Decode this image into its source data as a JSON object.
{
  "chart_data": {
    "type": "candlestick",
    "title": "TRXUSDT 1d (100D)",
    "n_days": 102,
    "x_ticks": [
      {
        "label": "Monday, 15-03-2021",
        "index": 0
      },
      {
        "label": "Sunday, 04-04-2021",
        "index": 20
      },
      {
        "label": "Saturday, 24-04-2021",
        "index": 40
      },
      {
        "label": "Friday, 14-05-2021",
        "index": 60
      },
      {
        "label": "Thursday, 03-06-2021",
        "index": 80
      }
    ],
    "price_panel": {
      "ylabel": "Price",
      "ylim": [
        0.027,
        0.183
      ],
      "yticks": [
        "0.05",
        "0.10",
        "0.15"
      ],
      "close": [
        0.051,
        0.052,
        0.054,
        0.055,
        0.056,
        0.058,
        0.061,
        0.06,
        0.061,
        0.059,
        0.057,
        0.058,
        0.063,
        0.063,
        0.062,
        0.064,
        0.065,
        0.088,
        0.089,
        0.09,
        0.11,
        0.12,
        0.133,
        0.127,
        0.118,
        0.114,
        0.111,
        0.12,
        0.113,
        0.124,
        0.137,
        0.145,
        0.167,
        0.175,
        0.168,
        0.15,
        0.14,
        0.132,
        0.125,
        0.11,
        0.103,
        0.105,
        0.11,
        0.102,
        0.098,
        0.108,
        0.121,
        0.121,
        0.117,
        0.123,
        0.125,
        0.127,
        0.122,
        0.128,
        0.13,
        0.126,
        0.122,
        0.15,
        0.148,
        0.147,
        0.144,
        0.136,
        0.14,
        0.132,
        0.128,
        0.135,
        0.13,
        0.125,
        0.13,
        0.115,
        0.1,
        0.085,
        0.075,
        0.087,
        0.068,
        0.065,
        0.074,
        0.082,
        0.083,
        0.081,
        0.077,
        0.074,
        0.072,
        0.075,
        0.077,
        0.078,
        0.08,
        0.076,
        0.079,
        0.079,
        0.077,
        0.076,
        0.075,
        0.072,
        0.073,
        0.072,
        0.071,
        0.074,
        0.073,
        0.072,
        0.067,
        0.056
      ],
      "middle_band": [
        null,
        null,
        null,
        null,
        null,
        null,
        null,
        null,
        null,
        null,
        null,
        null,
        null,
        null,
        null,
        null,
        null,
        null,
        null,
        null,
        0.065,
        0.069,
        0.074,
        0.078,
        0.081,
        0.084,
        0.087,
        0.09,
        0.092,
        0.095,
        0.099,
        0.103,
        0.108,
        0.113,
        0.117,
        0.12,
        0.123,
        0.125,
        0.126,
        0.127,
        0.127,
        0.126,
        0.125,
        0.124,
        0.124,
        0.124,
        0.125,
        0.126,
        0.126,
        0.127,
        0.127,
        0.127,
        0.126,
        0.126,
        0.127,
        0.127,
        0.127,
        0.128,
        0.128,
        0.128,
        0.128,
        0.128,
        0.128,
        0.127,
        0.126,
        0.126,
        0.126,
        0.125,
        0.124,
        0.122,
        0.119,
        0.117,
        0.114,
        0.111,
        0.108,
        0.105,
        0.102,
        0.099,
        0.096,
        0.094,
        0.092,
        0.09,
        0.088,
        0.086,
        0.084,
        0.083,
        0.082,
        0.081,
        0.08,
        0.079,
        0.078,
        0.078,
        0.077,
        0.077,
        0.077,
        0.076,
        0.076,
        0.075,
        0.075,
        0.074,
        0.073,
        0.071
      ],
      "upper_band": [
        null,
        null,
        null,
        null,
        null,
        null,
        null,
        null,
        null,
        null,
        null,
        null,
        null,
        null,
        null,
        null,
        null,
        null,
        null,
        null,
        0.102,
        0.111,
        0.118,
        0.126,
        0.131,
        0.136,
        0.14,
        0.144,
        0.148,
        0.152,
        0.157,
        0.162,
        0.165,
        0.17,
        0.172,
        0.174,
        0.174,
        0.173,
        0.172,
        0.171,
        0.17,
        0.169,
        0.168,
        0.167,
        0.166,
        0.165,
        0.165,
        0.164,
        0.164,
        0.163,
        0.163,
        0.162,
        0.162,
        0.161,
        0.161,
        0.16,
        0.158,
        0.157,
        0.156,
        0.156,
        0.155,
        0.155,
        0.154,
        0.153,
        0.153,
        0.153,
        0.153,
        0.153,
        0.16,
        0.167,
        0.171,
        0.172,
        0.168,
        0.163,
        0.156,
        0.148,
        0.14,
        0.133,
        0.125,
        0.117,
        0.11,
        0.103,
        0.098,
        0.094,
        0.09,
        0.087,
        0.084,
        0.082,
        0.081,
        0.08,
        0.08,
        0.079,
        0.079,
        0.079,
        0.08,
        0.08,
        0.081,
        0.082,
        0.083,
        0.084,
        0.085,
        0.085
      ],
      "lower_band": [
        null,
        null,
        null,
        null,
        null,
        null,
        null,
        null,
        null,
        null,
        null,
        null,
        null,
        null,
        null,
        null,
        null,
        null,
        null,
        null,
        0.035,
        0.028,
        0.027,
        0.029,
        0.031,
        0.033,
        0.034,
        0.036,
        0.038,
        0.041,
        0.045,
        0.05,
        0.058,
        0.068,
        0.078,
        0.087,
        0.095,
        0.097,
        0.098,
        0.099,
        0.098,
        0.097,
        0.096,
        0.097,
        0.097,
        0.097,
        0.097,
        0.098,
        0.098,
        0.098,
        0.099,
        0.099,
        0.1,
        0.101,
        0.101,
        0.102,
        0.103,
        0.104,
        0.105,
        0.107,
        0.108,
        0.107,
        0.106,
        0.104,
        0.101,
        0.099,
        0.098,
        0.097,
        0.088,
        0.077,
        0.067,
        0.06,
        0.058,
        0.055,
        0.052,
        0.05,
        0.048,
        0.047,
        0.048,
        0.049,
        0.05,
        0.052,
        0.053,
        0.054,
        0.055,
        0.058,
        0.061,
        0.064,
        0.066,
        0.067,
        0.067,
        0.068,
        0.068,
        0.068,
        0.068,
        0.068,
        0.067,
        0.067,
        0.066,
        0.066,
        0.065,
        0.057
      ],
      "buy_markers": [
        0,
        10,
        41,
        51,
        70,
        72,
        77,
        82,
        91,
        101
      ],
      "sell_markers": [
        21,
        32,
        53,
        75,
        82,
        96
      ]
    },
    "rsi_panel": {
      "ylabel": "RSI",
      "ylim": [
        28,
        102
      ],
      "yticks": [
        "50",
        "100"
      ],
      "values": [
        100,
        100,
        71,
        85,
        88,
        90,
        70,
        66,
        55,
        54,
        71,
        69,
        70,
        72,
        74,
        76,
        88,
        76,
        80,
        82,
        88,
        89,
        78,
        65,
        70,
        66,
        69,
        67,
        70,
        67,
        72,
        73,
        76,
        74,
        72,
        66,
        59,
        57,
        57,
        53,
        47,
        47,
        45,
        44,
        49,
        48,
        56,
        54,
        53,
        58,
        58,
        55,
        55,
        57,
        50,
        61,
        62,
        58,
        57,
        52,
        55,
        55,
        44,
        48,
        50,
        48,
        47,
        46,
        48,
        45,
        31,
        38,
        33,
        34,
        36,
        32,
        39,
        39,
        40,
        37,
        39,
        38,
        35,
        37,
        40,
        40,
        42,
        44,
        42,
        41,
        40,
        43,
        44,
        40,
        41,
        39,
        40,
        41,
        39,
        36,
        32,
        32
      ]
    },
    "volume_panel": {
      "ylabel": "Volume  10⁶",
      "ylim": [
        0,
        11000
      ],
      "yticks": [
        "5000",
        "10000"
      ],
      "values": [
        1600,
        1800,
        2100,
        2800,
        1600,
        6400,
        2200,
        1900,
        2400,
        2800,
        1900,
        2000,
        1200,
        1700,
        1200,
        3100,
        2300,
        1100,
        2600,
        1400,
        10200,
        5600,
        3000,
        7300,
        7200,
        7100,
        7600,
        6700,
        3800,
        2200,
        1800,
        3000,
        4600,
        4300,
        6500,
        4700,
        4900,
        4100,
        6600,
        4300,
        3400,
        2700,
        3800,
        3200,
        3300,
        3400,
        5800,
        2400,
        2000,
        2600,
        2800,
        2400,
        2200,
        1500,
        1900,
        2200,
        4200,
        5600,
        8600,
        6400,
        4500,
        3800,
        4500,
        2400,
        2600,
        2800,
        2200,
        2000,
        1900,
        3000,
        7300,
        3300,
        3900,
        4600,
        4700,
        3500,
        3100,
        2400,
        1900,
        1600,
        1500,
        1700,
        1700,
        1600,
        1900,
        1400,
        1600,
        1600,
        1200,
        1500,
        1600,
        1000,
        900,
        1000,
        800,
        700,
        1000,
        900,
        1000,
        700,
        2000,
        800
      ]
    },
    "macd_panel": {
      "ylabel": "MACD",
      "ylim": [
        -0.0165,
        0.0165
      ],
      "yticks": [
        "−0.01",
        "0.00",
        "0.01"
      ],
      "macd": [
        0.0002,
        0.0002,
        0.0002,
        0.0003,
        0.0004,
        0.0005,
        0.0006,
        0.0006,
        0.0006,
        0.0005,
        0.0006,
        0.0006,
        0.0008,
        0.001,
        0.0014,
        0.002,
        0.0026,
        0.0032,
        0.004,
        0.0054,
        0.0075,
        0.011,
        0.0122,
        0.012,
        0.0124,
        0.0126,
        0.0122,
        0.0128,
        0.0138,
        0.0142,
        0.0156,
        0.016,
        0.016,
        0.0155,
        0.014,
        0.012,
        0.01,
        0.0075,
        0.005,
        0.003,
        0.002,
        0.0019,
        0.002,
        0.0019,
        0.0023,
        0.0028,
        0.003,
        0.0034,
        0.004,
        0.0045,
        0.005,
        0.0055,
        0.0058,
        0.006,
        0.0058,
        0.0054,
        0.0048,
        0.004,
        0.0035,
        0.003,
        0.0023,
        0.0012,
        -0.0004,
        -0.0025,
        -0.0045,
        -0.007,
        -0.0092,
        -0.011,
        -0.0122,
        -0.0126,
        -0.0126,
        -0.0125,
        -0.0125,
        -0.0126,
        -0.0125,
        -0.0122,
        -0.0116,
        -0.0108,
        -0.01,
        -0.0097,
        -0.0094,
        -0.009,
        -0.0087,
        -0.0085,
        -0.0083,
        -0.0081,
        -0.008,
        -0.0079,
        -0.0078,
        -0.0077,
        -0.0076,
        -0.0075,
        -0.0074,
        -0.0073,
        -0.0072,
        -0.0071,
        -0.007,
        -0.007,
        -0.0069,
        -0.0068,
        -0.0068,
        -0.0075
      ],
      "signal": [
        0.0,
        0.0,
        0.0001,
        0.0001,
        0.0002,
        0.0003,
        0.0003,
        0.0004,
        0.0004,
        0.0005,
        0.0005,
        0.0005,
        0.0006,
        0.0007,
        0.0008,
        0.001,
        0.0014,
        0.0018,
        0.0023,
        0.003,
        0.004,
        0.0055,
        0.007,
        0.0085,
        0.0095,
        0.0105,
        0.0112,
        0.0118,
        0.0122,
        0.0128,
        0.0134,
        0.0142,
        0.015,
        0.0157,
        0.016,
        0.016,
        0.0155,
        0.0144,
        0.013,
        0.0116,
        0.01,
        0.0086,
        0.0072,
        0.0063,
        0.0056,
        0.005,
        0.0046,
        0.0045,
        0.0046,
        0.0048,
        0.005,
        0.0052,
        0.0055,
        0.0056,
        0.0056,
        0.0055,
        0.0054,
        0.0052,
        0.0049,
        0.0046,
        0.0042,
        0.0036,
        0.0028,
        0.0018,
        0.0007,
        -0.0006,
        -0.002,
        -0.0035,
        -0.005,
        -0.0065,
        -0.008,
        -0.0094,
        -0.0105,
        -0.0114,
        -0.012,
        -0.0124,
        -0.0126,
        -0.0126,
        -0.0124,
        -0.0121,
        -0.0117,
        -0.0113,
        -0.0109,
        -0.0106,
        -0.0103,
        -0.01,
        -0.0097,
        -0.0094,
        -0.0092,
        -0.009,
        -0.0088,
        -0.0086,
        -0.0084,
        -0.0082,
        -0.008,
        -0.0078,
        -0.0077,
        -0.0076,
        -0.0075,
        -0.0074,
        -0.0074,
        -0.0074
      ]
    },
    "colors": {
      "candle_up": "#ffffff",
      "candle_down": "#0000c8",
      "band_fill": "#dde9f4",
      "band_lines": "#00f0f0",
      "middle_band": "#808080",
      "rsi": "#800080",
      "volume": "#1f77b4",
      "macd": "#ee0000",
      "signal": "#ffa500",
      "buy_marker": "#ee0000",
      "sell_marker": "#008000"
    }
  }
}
══════════
▶ [What you have to do]
Copy each line of the data that contains the word "ylabel".

▶ [Solution to the problem]
      "ylabel": "Price",
      "ylabel": "RSI",
      "ylabel": "Volume  10⁶",
      "ylabel": "MACD",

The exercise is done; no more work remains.